[Extracted records]
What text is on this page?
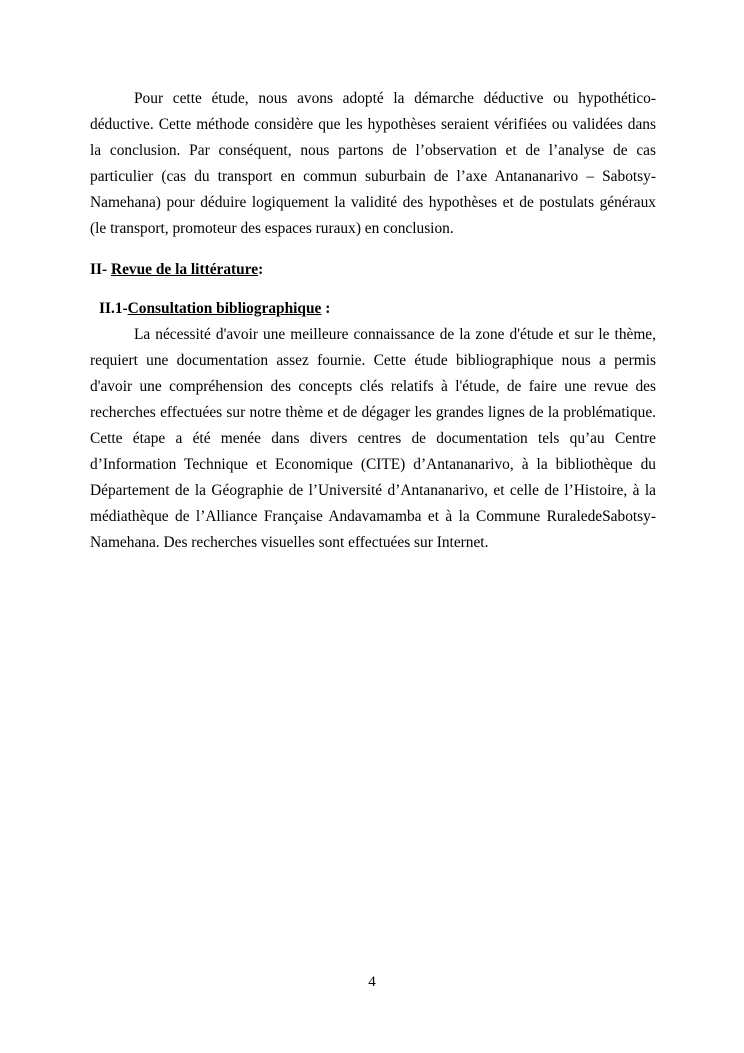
Pour cette étude, nous avons adopté la démarche déductive ou hypothético-déductive. Cette méthode considère que les hypothèses seraient vérifiées ou validées dans la conclusion. Par conséquent, nous partons de l’observation et de l’analyse de cas particulier (cas du transport en commun suburbain de l’axe Antananarivo – Sabotsy-Namehana) pour déduire logiquement la validité des hypothèses et de postulats généraux (le transport, promoteur des espaces ruraux) en conclusion.

II- Revue de la littérature:

II.1-Consultation bibliographique :

La nécessité d'avoir une meilleure connaissance de la zone d'étude et sur le thème, requiert une documentation assez fournie. Cette étude bibliographique nous a permis d'avoir une compréhension des concepts clés relatifs à l'étude, de faire une revue des recherches effectuées sur notre thème et de dégager les grandes lignes de la problématique. Cette étape a été menée dans divers centres de documentation tels qu’au Centre d’Information Technique et Economique (CITE) d’Antananarivo, à la bibliothèque du Département de la Géographie de l’Université d’Antananarivo, et celle de l’Histoire, à la médiathèque de l’Alliance Française Andavamamba et à la Commune RuraledeSabotsy-Namehana. Des recherches visuelles sont effectuées sur Internet.

4
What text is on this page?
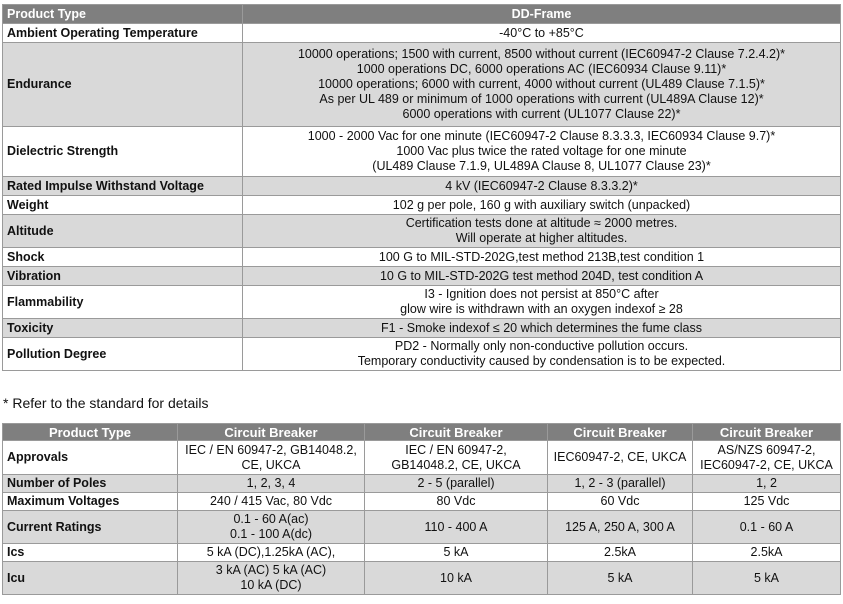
Product Type	DD-Frame
Ambient Operating Temperature	-40°C to +85°C

Endurance	10000 operations; 1500 with current, 8500 without current (IEC60947-2 Clause 7.2.4.2)*
1000 operations DC, 6000 operations AC (IEC60934 Clause 9.11)*
10000 operations; 6000 with current, 4000 without current (UL489 Clause 7.1.5)*
As per UL 489 or minimum of 1000 operations with current (UL489A Clause 12)*
6000 operations with current (UL1077 Clause 22)*

Dielectric Strength	1000 - 2000 Vac for one minute (IEC60947-2 Clause 8.3.3.3, IEC60934 Clause 9.7)*
1000 Vac plus twice the rated voltage for one minute
(UL489 Clause 7.1.9, UL489A Clause 8, UL1077 Clause 23)*

Rated Impulse Withstand Voltage	4 kV (IEC60947-2 Clause 8.3.3.2)*

Weight	102 g per pole, 160 g with auxiliary switch (unpacked)

Altitude	Certification tests done at altitude ≈ 2000 metres.
Will operate at higher altitudes.

Shock	100 G to MIL-STD-202G,test method 213B,test condition 1

Vibration	10 G to MIL-STD-202G test method 204D, test condition A

Flammability	I3 - Ignition does not persist at 850°C after
glow wire is withdrawn with an oxygen indexof ≥ 28

Toxicity	F1 - Smoke indexof ≤ 20 which determines the fume class

Pollution Degree	PD2 - Normally only non-conductive pollution occurs.
Temporary conductivity caused by condensation is to be expected.
* Refer to the standard for details
Product Type	Circuit Breaker	Circuit Breaker	Circuit Breaker	Circuit Breaker
Approvals	IEC / EN 60947-2, GB14048.2,
CE, UKCA	IEC / EN 60947-2,
GB14048.2, CE, UKCA	IEC60947-2, CE, UKCA	AS/NZS 60947-2,
IEC60947-2, CE, UKCA

Number of Poles	1, 2, 3, 4	2 - 5 (parallel)	1, 2 - 3 (parallel)	1, 2

Maximum Voltages	240 / 415 Vac, 80 Vdc	80 Vdc	60 Vdc	125 Vdc

Current Ratings	0.1 - 60 A(ac)
0.1 - 100 A(dc)	110 - 400 A	125 A, 250 A, 300 A	0.1 - 60 A

Ics	5 kA (DC),1.25kA (AC),	5 kA	2.5kA	2.5kA

Icu	3 kA (AC) 5 kA (AC)
10 kA (DC)	10 kA	5 kA	5 kA
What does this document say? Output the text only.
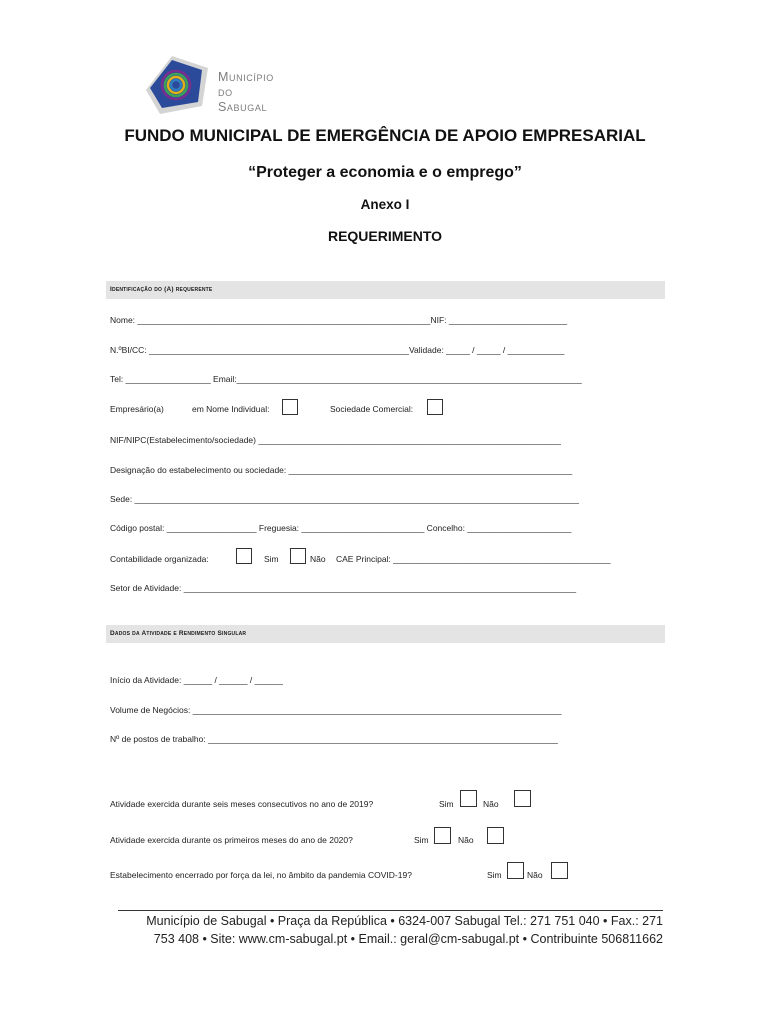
Município
do
Sabugal
FUNDO MUNICIPAL DE EMERGÊNCIA DE APOIO EMPRESARIAL
“Proteger a economia e o emprego”
Anexo I
REQUERIMENTO
Identificação do (A) requerente
Nome: ______________________________________________________________NIF: _________________________
N.ºBI/CC: _______________________________________________________Validade: _____ / _____ / ____________
Tel: __________________ Email:_________________________________________________________________________
Empresário(a)	em Nome Individual:	Sociedade Comercial:
NIF/NIPC(Estabelecimento/sociedade) ________________________________________________________________
Designação do estabelecimento ou sociedade: ____________________________________________________________
Sede: ______________________________________________________________________________________________
Código postal: ___________________ Freguesia: __________________________ Concelho: ______________________
Contabilidade organizada:	Sim	Não CAE Principal: ______________________________________________
Setor de Atividade: ___________________________________________________________________________________
Dados da Atividade e Rendimento Singular
Início da Atividade: ______ / ______ / ______
Volume de Negócios: ______________________________________________________________________________
Nº de postos de trabalho: __________________________________________________________________________
Atividade exercida durante seis meses consecutivos no ano de 2019?	Sim	Não
Atividade exercida durante os primeiros meses do ano de 2020?	Sim	Não
Estabelecimento encerrado por força da lei, no âmbito da pandemia COVID-19?	Sim	Não
Município de Sabugal • Praça da República • 6324-007 Sabugal Tel.: 271 751 040 • Fax.: 271
753 408 • Site: www.cm-sabugal.pt • Email.: geral@cm-sabugal.pt • Contribuinte 506811662
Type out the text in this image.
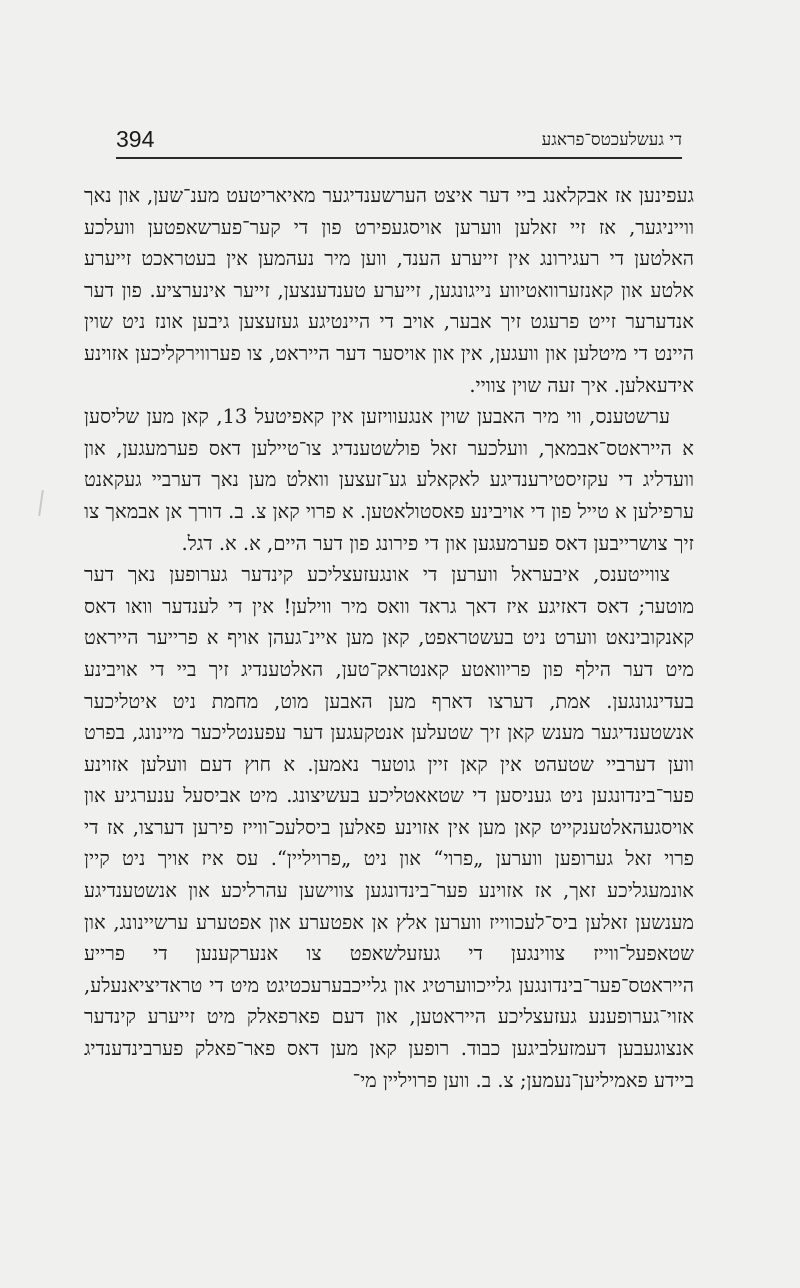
394	די געשלעכטס־פראגע

געפינען אז אבקלאנג ביי דער איצט הערשענדיגער מאיאריטעט מענ־שען, און נאך ווייניגער, אז זיי זאלען ווערען אויסגעפירט פון די קער־פערשאפטען וועלכע האלטען די רעגירונג אין זייערע הענד, ווען מיר נעהמען אין בעטראכט זייערע אלטע און קאנזערוואטיווע נייגונגען, זייערע טענדענצען, זייער אינערציע. פון דער אנדערער זייט פרעגט זיך אבער, אויב די היינטיגע געזעצען גיבען אונז ניט שוין היינט די מיטלען און וועגען, אין און אויסער דער הייראט, צו פערווירקליכען אזוינע אידעאלען. איך זעה שוין צוויי.

ערשטענס, ווי מיר האבען שוין אנגעוויזען אין קאפיטעל 13, קאן מען שליסען א הייראטס־אבמאך, וועלכער זאל פולשטענדיג צו־טיילען דאס פערמעגען, און וועדליג די עקזיסטירענדיגע לאקאלע גע־זעצען וואלט מען נאך דערביי געקאנט ערפילען א טייל פון די אויבינע פאסטולאטען. א פרוי קאן צ. ב. דורך אן אבמאך צו זיך צושרייבען דאס פערמעגען און די פירונג פון דער היים, א. א. דגל.

צווייטענס, איבעראל ווערען די אונגעזעצליכע קינדער גערופען נאך דער מוטער; דאס דאזיגע איז דאך גראד וואס מיר ווילען! אין די לענדער וואו דאס קאנקובינאט ווערט ניט בעשטראפט, קאן מען איינ־געהן אויף א פרייער הייראט מיט דער הילף פון פריוואטע קאנטראק־טען, האלטענדיג זיך ביי די אויבינע בעדינגונגען. אמת, דערצו דארף מען האבען מוט, מחמת ניט איטליכער אנשטענדיגער מענש קאן זיך שטעלען אנטקעגען דער עפענטליכער מיינונג, בפרט ווען דערביי שטעהט אין קאן זיין גוטער נאמען. א חוץ דעם וועלען אזוינע פער־בינדונגען ניט געניסען די שטאאטליכע בעשיצונג. מיט אביסעל ענערגיע און אויסגעהאלטענקייט קאן מען אין אזוינע פאלען ביסלעכ־ווייז פירען דערצו, אז די פרוי זאל גערופען ווערען „פרוי“ און ניט „פרויליין“. עס איז אויך ניט קיין אונמעגליכע זאך, אז אזוינע פער־בינדונגען צווישען עהרליכע און אנשטענדיגע מענשען זאלען ביס־לעכווייז ווערען אלץ אן אפטערע און אפטערע ערשיינונג, און שטאפעל־ווייז צווינגען די געזעלשאפט צו אנערקענען די פרייע הייראטס־פער־בינדונגען גלייכווערטיג און גלייכבערעכטיגט מיט די טראדיציאנעלע, אזוי־גערופענע געזעצליכע הייראטען, און דעם פארפאלק מיט זייערע קינדער אנצוגעבען דעמזעלביגען כבוד. רופען קאן מען דאס פאר־פאלק פערבינדענדיג ביידע פאמיליען־נעמען; צ. ב. ווען פרויליין מי־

### WRITTEN REQUEST
Copy down every line of the material above that includes the string "nous".

### RESPONSE TO THE TASK
Pour cette étude, nous avons adopté la démarche déductive ou hypothético-déductive. Cette méthode considère que les hypothèses seraient vérifiées ou validées dans la conclusion. Par conséquent, nous partons de l’observation et de l’analyse de cas particulier (cas du transport en commun suburbain de l’axe Antananarivo – Sabotsy-Namehana) pour déduire logiquement la validité des hypothèses et de postulats généraux (le transport, promoteur des espaces ruraux) en conclusion.
La nécessité d'avoir une meilleure connaissance de la zone d'étude et sur le thème, requiert une documentation assez fournie. Cette étude bibliographique nous a permis d'avoir une compréhension des concepts clés relatifs à l'étude, de faire une revue des recherches effectuées sur notre thème et de dégager les grandes lignes de la problématique. Cette étape a été menée dans divers centres de documentation tels qu’au Centre d’Information Technique et Economique (CITE) d’Antananarivo, à la bibliothèque du Département de la Géographie de l’Université d’Antananarivo, et celle de l’Histoire, à la médiathèque de l’Alliance Française Andavamamba et à la Commune RuraledeSabotsy-Namehana. Des recherches visuelles sont effectuées sur Internet.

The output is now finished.